THE PROBLEM:
Examine the entries and show every line in which the word "points" is found.

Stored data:
□ □ □
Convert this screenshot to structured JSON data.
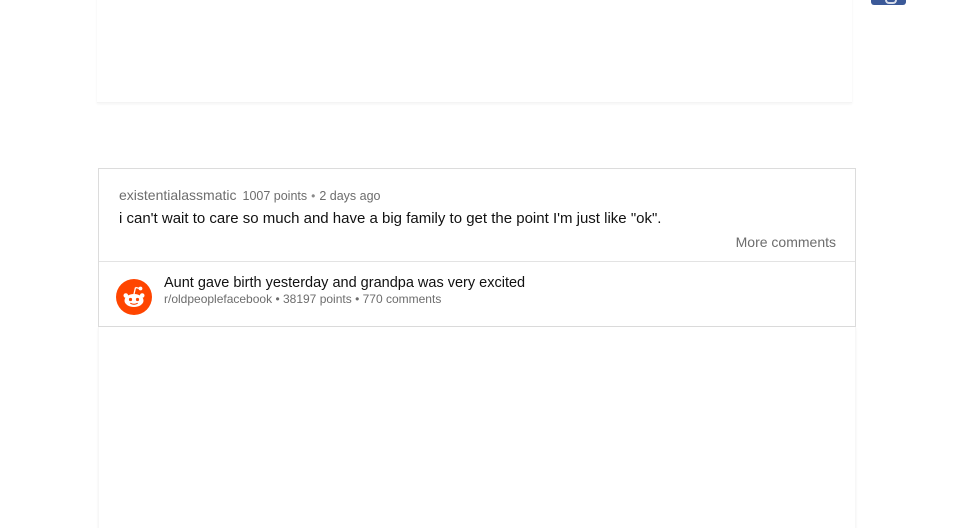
{
  "comment": {
    "username": "existentialassmatic",
    "points": "1007 points",
    "separator": "•",
    "time": "2 days ago",
    "body": "i can't wait to care so much and have a big family to get the point I'm just like \"ok\".",
    "more_comments_label": "More comments"
  },
  "post": {
    "logo_icon": "reddit-alien-icon",
    "logo_color": "#ff4500",
    "title": "Aunt gave birth yesterday and grandpa was very excited",
    "subreddit": "r/oldpeoplefacebook",
    "points": "38197 points",
    "comments": "770 comments",
    "separator": "•"
  },
  "colors": {
    "corner_tab": "#3b5998",
    "meta_text": "#6d6d6d",
    "body_text": "#111111"
  }
}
□ □ □
ANSWER TO THIS PROBLEM:
    "points": "1007 points",
    "points": "38197 points",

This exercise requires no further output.